Can you transcribe every line exactly and leave the pictures behind?

[Dataset records]
»»

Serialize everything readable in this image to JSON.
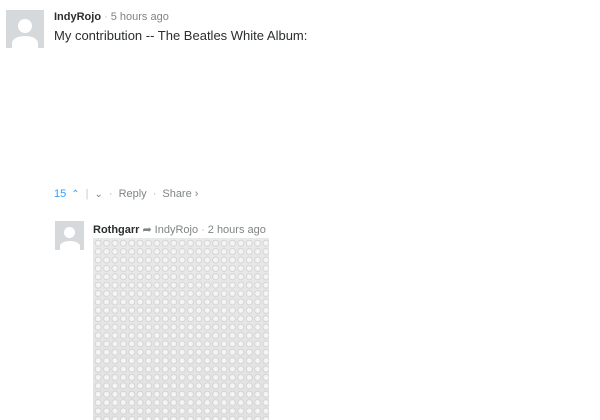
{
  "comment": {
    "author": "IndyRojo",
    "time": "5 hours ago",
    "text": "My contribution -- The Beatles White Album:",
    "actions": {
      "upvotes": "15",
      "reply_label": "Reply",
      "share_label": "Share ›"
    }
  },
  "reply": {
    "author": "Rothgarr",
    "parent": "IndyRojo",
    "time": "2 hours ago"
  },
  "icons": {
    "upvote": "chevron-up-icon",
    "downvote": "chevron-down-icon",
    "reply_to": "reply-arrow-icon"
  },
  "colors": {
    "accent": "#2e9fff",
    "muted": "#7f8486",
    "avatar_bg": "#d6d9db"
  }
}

««

### Task solution
Serialize everything readable in this image to JSON.
{
  "comment": {
    "author": "IndyRojo",
    "time": "5 hours ago",
    "text": "My contribution -- The Beatles White Album:",
    "actions": {
      "upvotes": "15",
      "reply_label": "Reply",
      "share_label": "Share ›"
    }
  },
  "reply": {
    "author": "Rothgarr",
    "parent": "IndyRojo",
    "time": "2 hours ago"
  },
  "icons": {
    "upvote": "chevron-up-icon",
    "downvote": "chevron-down-icon",
    "reply_to": "reply-arrow-icon"
  },
  "colors": {
    "accent": "#2e9fff",
    "muted": "#7f8486",
    "avatar_bg": "#d6d9db"
  }
}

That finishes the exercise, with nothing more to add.